## Written request:
Return every record exactly as written.

## Record excerpts:
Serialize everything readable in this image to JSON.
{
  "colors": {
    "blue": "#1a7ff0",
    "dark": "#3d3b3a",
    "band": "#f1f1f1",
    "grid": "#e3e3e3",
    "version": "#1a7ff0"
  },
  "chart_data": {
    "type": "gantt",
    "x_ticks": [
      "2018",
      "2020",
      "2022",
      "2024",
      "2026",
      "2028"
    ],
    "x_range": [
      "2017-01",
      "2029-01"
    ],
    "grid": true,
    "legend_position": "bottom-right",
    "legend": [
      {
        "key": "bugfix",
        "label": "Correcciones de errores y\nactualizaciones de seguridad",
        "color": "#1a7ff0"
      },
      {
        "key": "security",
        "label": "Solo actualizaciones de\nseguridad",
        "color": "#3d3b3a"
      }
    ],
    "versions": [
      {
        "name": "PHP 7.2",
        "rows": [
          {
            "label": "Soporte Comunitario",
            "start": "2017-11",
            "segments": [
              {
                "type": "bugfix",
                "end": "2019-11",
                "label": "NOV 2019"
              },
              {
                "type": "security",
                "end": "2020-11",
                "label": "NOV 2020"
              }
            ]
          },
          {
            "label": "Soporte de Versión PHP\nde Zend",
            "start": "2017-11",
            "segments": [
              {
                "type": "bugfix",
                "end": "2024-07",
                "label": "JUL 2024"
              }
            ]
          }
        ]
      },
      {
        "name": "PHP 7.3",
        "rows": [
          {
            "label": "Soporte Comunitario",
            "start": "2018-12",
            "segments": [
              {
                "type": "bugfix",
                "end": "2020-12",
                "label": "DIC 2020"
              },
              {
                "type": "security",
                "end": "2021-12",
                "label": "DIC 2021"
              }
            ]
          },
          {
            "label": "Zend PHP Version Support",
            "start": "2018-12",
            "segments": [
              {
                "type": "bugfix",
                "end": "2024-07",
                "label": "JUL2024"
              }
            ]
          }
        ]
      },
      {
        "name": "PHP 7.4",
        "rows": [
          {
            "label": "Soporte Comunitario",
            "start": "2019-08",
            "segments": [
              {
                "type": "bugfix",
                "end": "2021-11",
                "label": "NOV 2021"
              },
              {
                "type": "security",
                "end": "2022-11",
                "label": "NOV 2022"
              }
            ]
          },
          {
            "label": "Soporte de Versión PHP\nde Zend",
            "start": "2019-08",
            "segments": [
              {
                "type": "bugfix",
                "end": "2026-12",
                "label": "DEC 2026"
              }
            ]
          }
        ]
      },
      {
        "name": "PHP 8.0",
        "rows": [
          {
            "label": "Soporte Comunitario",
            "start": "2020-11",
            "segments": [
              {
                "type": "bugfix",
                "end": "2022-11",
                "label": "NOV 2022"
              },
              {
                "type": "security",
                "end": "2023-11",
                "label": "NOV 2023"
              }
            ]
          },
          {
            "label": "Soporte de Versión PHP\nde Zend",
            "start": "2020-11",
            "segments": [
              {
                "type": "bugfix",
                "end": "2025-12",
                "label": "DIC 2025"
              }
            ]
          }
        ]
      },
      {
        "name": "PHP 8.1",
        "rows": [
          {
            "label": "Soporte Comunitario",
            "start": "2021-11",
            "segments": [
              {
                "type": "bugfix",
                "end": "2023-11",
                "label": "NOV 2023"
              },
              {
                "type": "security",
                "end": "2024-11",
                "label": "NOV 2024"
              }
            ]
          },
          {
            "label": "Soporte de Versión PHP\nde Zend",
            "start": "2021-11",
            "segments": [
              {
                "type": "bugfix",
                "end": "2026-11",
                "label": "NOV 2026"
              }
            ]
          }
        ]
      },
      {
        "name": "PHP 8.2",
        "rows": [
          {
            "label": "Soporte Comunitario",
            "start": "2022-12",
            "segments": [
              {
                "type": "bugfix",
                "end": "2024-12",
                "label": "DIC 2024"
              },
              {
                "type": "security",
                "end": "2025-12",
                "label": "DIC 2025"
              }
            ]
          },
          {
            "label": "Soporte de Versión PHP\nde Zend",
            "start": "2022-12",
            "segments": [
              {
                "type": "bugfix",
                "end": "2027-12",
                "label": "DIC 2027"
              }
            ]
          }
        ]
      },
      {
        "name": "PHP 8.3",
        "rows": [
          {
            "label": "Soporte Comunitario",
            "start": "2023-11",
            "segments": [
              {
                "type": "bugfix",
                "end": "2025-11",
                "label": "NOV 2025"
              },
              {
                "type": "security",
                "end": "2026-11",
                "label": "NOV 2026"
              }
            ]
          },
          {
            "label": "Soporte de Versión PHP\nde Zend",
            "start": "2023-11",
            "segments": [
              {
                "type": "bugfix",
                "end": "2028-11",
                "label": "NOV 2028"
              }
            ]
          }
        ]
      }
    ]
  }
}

## Result of the exercise:
Serialize everything readable in this image to JSON.
{
  "colors": {
    "blue": "#1a7ff0",
    "dark": "#3d3b3a",
    "band": "#f1f1f1",
    "grid": "#e3e3e3",
    "version": "#1a7ff0"
  },
  "chart_data": {
    "type": "gantt",
    "x_ticks": [
      "2018",
      "2020",
      "2022",
      "2024",
      "2026",
      "2028"
    ],
    "x_range": [
      "2017-01",
      "2029-01"
    ],
    "grid": true,
    "legend_position": "bottom-right",
    "legend": [
      {
        "key": "bugfix",
        "label": "Correcciones de errores y\nactualizaciones de seguridad",
        "color": "#1a7ff0"
      },
      {
        "key": "security",
        "label": "Solo actualizaciones de\nseguridad",
        "color": "#3d3b3a"
      }
    ],
    "versions": [
      {
        "name": "PHP 7.2",
        "rows": [
          {
            "label": "Soporte Comunitario",
            "start": "2017-11",
            "segments": [
              {
                "type": "bugfix",
                "end": "2019-11",
                "label": "NOV 2019"
              },
              {
                "type": "security",
                "end": "2020-11",
                "label": "NOV 2020"
              }
            ]
          },
          {
            "label": "Soporte de Versión PHP\nde Zend",
            "start": "2017-11",
            "segments": [
              {
                "type": "bugfix",
                "end": "2024-07",
                "label": "JUL 2024"
              }
            ]
          }
        ]
      },
      {
        "name": "PHP 7.3",
        "rows": [
          {
            "label": "Soporte Comunitario",
            "start": "2018-12",
            "segments": [
              {
                "type": "bugfix",
                "end": "2020-12",
                "label": "DIC 2020"
              },
              {
                "type": "security",
                "end": "2021-12",
                "label": "DIC 2021"
              }
            ]
          },
          {
            "label": "Zend PHP Version Support",
            "start": "2018-12",
            "segments": [
              {
                "type": "bugfix",
                "end": "2024-07",
                "label": "JUL2024"
              }
            ]
          }
        ]
      },
      {
        "name": "PHP 7.4",
        "rows": [
          {
            "label": "Soporte Comunitario",
            "start": "2019-08",
            "segments": [
              {
                "type": "bugfix",
                "end": "2021-11",
                "label": "NOV 2021"
              },
              {
                "type": "security",
                "end": "2022-11",
                "label": "NOV 2022"
              }
            ]
          },
          {
            "label": "Soporte de Versión PHP\nde Zend",
            "start": "2019-08",
            "segments": [
              {
                "type": "bugfix",
                "end": "2026-12",
                "label": "DEC 2026"
              }
            ]
          }
        ]
      },
      {
        "name": "PHP 8.0",
        "rows": [
          {
            "label": "Soporte Comunitario",
            "start": "2020-11",
            "segments": [
              {
                "type": "bugfix",
                "end": "2022-11",
                "label": "NOV 2022"
              },
              {
                "type": "security",
                "end": "2023-11",
                "label": "NOV 2023"
              }
            ]
          },
          {
            "label": "Soporte de Versión PHP\nde Zend",
            "start": "2020-11",
            "segments": [
              {
                "type": "bugfix",
                "end": "2025-12",
                "label": "DIC 2025"
              }
            ]
          }
        ]
      },
      {
        "name": "PHP 8.1",
        "rows": [
          {
            "label": "Soporte Comunitario",
            "start": "2021-11",
            "segments": [
              {
                "type": "bugfix",
                "end": "2023-11",
                "label": "NOV 2023"
              },
              {
                "type": "security",
                "end": "2024-11",
                "label": "NOV 2024"
              }
            ]
          },
          {
            "label": "Soporte de Versión PHP\nde Zend",
            "start": "2021-11",
            "segments": [
              {
                "type": "bugfix",
                "end": "2026-11",
                "label": "NOV 2026"
              }
            ]
          }
        ]
      },
      {
        "name": "PHP 8.2",
        "rows": [
          {
            "label": "Soporte Comunitario",
            "start": "2022-12",
            "segments": [
              {
                "type": "bugfix",
                "end": "2024-12",
                "label": "DIC 2024"
              },
              {
                "type": "security",
                "end": "2025-12",
                "label": "DIC 2025"
              }
            ]
          },
          {
            "label": "Soporte de Versión PHP\nde Zend",
            "start": "2022-12",
            "segments": [
              {
                "type": "bugfix",
                "end": "2027-12",
                "label": "DIC 2027"
              }
            ]
          }
        ]
      },
      {
        "name": "PHP 8.3",
        "rows": [
          {
            "label": "Soporte Comunitario",
            "start": "2023-11",
            "segments": [
              {
                "type": "bugfix",
                "end": "2025-11",
                "label": "NOV 2025"
              },
              {
                "type": "security",
                "end": "2026-11",
                "label": "NOV 2026"
              }
            ]
          },
          {
            "label": "Soporte de Versión PHP\nde Zend",
            "start": "2023-11",
            "segments": [
              {
                "type": "bugfix",
                "end": "2028-11",
                "label": "NOV 2028"
              }
            ]
          }
        ]
      }
    ]
  }
}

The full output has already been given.